RECORDS SUPPLIED:
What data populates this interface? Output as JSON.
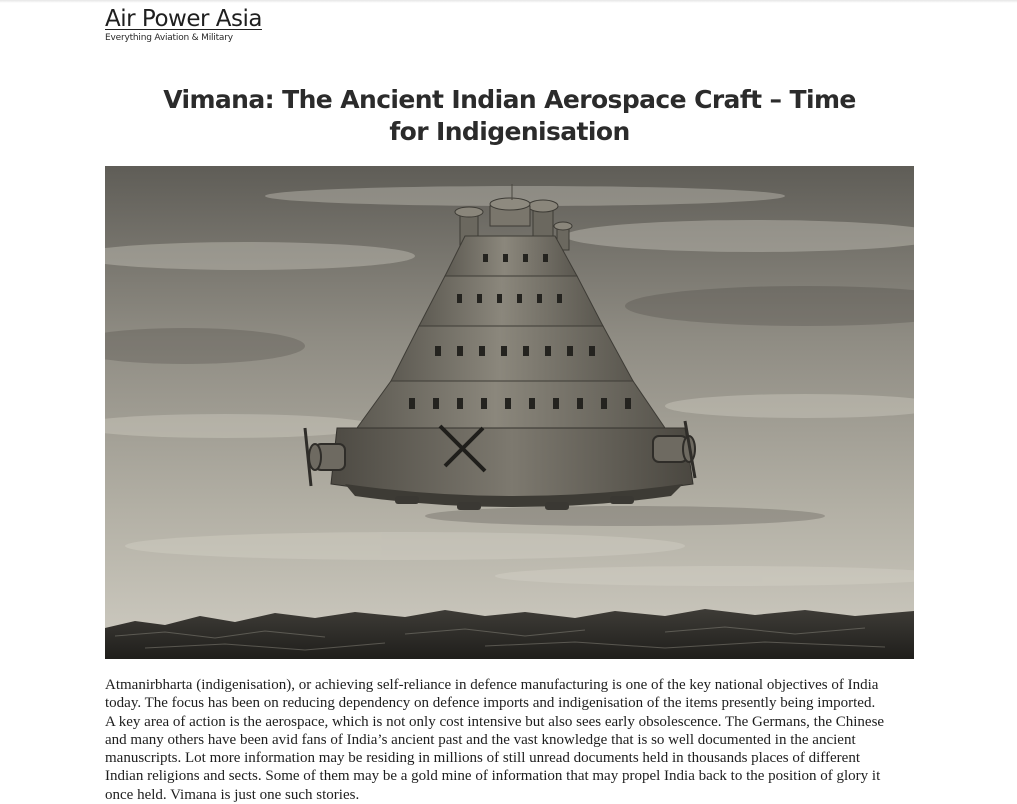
{
  "site": {
    "title": "Air Power Asia",
    "tagline": "Everything Aviation & Military"
  },
  "post": {
    "title_lines": [
      "Vimana: The Ancient Indian Aerospace Craft – Time",
      "for Indigenisation"
    ],
    "image_icon": "vimana-illustration",
    "body_lines": [
      "Atmanirbharta (indigenisation), or achieving self-reliance in defence manufacturing is one of the key national objectives of India",
      "today. The focus has been on reducing dependency on defence imports and indigenisation of the items presently being imported.",
      "A key area of action is the aerospace, which is not only cost intensive but also sees early obsolescence. The Germans, the Chinese",
      "and many others have been avid fans of India’s ancient past and the vast knowledge that is so well documented in the ancient",
      "manuscripts. Lot more information may be residing in millions of still unread documents held in thousands places of different",
      "Indian religions and sects. Some of them may be a gold mine of information that may propel India back to the position of glory it",
      "once held. Vimana is just one such stories."
    ]
  },
  "colors": {
    "text": "#1e1e1e",
    "title": "#2b2b2b",
    "background": "#ffffff"
  }
}
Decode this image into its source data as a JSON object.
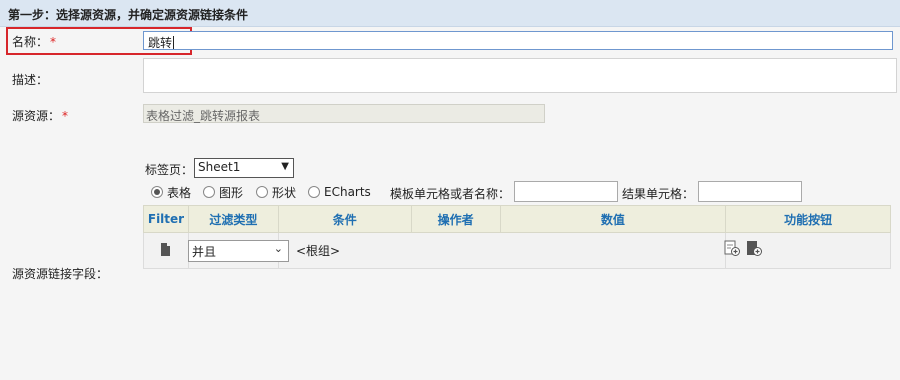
{
  "header": {
    "title": "第一步：选择源资源，并确定源资源链接条件"
  },
  "form": {
    "name_label": "名称：",
    "name_required": "*",
    "name_value": "跳转",
    "desc_label": "描述：",
    "source_label": "源资源：",
    "source_required": "*",
    "source_value": "表格过滤_跳转源报表",
    "link_field_label": "源资源链接字段："
  },
  "sheet": {
    "tab_label": "标签页：",
    "selected": "Sheet1",
    "arrow": "▼"
  },
  "radios": [
    {
      "label": "表格",
      "checked": true
    },
    {
      "label": "图形",
      "checked": false
    },
    {
      "label": "形状",
      "checked": false
    },
    {
      "label": "ECharts",
      "checked": false
    }
  ],
  "template_cell_label": "模板单元格或者名称：",
  "result_cell_label": "结果单元格：",
  "table": {
    "headers": [
      "Filter",
      "过滤类型",
      "条件",
      "操作者",
      "数值",
      "功能按钮"
    ],
    "row": {
      "filter_type": "并且",
      "condition": "<根组>"
    }
  },
  "icons": {
    "filter_row": "document-icon",
    "add_condition": "add-condition-icon",
    "add_group": "add-group-icon"
  }
}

STATED TASK: List every line above containing the word "information".

EXPECTED ANSWER:
      "manuscripts. Lot more information may be residing in millions of still unread documents held in thousands places of different",
      "Indian religions and sects. Some of them may be a gold mine of information that may propel India back to the position of glory it",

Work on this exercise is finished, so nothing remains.